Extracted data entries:
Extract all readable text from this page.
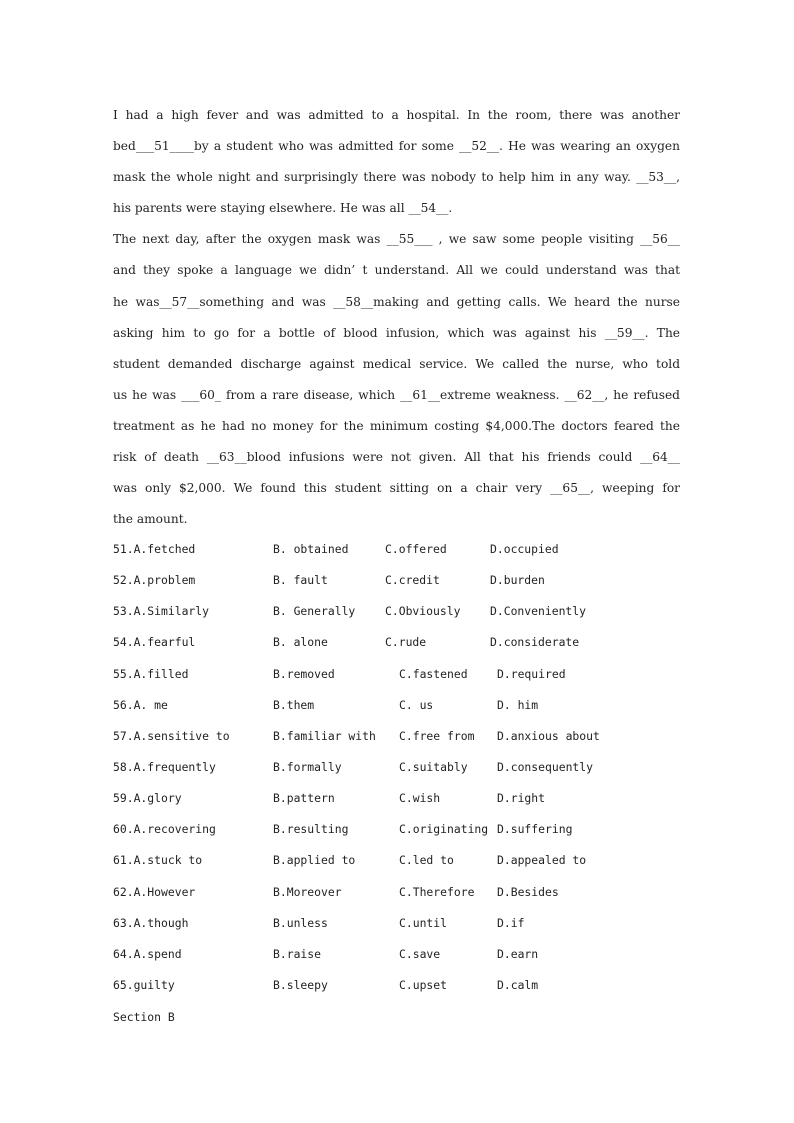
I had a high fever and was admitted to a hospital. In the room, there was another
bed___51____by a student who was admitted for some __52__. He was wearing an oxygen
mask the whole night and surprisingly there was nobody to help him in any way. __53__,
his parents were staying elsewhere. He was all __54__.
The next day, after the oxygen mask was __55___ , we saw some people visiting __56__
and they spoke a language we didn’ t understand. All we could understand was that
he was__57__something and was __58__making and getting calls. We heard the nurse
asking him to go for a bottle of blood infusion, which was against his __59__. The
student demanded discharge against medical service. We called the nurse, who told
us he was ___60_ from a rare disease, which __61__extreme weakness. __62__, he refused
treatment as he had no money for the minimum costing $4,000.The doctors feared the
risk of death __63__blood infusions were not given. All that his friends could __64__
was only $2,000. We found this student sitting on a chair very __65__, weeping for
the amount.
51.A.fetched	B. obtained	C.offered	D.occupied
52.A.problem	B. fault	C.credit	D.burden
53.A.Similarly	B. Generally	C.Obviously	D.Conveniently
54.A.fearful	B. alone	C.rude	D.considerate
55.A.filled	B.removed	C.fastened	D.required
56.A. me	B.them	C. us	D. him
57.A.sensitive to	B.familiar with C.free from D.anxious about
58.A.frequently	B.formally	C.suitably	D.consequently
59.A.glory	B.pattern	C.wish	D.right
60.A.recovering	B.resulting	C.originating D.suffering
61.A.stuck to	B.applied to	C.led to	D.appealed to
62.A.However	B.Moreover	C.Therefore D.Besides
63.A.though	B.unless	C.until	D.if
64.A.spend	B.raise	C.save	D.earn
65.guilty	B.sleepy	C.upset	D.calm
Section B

Task requirements: Repeat the records word for word. Any picture in them should be left out.

Output below:
Extract all readable text from this page.
I had a high fever and was admitted to a hospital. In the room, there was another
bed___51____by a student who was admitted for some __52__. He was wearing an oxygen
mask the whole night and surprisingly there was nobody to help him in any way. __53__,
his parents were staying elsewhere. He was all __54__.
The next day, after the oxygen mask was __55___ , we saw some people visiting __56__
and they spoke a language we didn’ t understand. All we could understand was that
he was__57__something and was __58__making and getting calls. We heard the nurse
asking him to go for a bottle of blood infusion, which was against his __59__. The
student demanded discharge against medical service. We called the nurse, who told
us he was ___60_ from a rare disease, which __61__extreme weakness. __62__, he refused
treatment as he had no money for the minimum costing $4,000.The doctors feared the
risk of death __63__blood infusions were not given. All that his friends could __64__
was only $2,000. We found this student sitting on a chair very __65__, weeping for
the amount.
51.A.fetched	B. obtained	C.offered	D.occupied
52.A.problem	B. fault	C.credit	D.burden
53.A.Similarly	B. Generally	C.Obviously	D.Conveniently
54.A.fearful	B. alone	C.rude	D.considerate
55.A.filled	B.removed	C.fastened	D.required
56.A. me	B.them	C. us	D. him
57.A.sensitive to	B.familiar with C.free from D.anxious about
58.A.frequently	B.formally	C.suitably	D.consequently
59.A.glory	B.pattern	C.wish	D.right
60.A.recovering	B.resulting	C.originating D.suffering
61.A.stuck to	B.applied to	C.led to	D.appealed to
62.A.However	B.Moreover	C.Therefore D.Besides
63.A.though	B.unless	C.until	D.if
64.A.spend	B.raise	C.save	D.earn
65.guilty	B.sleepy	C.upset	D.calm
Section B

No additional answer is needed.